- Task statement -
Can you transcribe every entry word for word, skipping the images?

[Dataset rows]
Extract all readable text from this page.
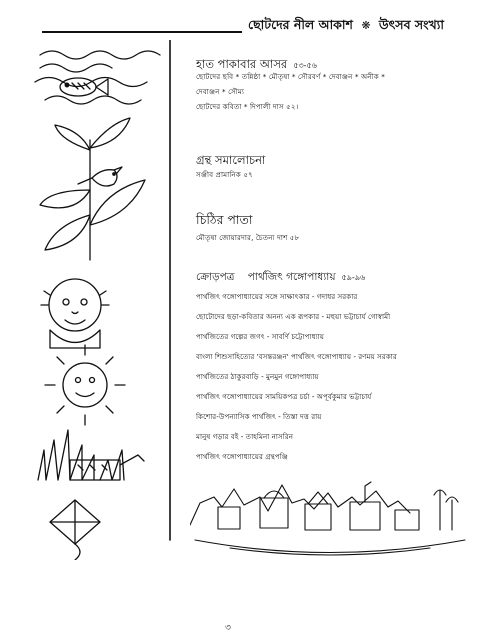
ছোটদের নীল আকাশ ❋ উৎসব সংখ্যা
হাত পাকাবার আসর ৫৩-৫৬
ছোটদের ছবি * তন্নিষ্ঠা * মৌতৃষা * সৌরবর্ণ * দেবাঞ্জন * অনীক *
দেবাঞ্জন * সৌম্য
ছোটদের কবিতা * দিপালী দাস ৫২।
গ্রন্থ সমালোচনা
সঞ্জীব প্রামানিক ৫৭
চিঠির পাতা
মৌতৃষা জোয়ারদার, চৈতন্য দাশ ৫৮
ক্রোড়পত্র পার্থজিৎ গঙ্গোপাধ্যায় ৫৯-৯৬
পার্থজিৎ গঙ্গোপাধ্যায়ের সঙ্গে সাক্ষাৎকার - গদাধর সরকার
ছোটোদের ছড়া-কবিতার অনন্য এক রূপকার - মহুয়া ভট্টাচার্য গোস্বামী
পার্থজিতের গল্পের জগৎ - সাবর্ণি চট্টোপাধ্যায়
বাংলা শিশুসাহিত্যের 'বসন্তরঞ্জন' পার্থজিৎ গঙ্গোপাধ্যায় - রণময় সরকার
পার্থজিতের ঠাকুরবাড়ি - মুনমুন গঙ্গোপাধ্যায়
পার্থজিৎ গঙ্গোপাধ্যায়ের সাময়িকপত্র চর্চা - অপূর্বকুমার ভট্টাচার্য
কিশোর-উপন্যাসিক পার্থজিৎ - তিস্তা দত্ত রায়
মানুষ গড়ার বই - তাহমিনা নাসরিন
পার্থজিৎ গঙ্গোপাধ্যায়ের গ্রন্থপঞ্জি
৩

- Complete answer -
Extract all readable text from this page.
ছোটদের নীল আকাশ ❋ উৎসব সংখ্যা
হাত পাকাবার আসর ৫৩-৫৬
ছোটদের ছবি * তন্নিষ্ঠা * মৌতৃষা * সৌরবর্ণ * দেবাঞ্জন * অনীক *
দেবাঞ্জন * সৌম্য
ছোটদের কবিতা * দিপালী দাস ৫২।
গ্রন্থ সমালোচনা
সঞ্জীব প্রামানিক ৫৭
চিঠির পাতা
মৌতৃষা জোয়ারদার, চৈতন্য দাশ ৫৮
ক্রোড়পত্র পার্থজিৎ গঙ্গোপাধ্যায় ৫৯-৯৬
পার্থজিৎ গঙ্গোপাধ্যায়ের সঙ্গে সাক্ষাৎকার - গদাধর সরকার
ছোটোদের ছড়া-কবিতার অনন্য এক রূপকার - মহুয়া ভট্টাচার্য গোস্বামী
পার্থজিতের গল্পের জগৎ - সাবর্ণি চট্টোপাধ্যায়
বাংলা শিশুসাহিত্যের 'বসন্তরঞ্জন' পার্থজিৎ গঙ্গোপাধ্যায় - রণময় সরকার
পার্থজিতের ঠাকুরবাড়ি - মুনমুন গঙ্গোপাধ্যায়
পার্থজিৎ গঙ্গোপাধ্যায়ের সাময়িকপত্র চর্চা - অপূর্বকুমার ভট্টাচার্য
কিশোর-উপন্যাসিক পার্থজিৎ - তিস্তা দত্ত রায়
মানুষ গড়ার বই - তাহমিনা নাসরিন
পার্থজিৎ গঙ্গোপাধ্যায়ের গ্রন্থপঞ্জি
৩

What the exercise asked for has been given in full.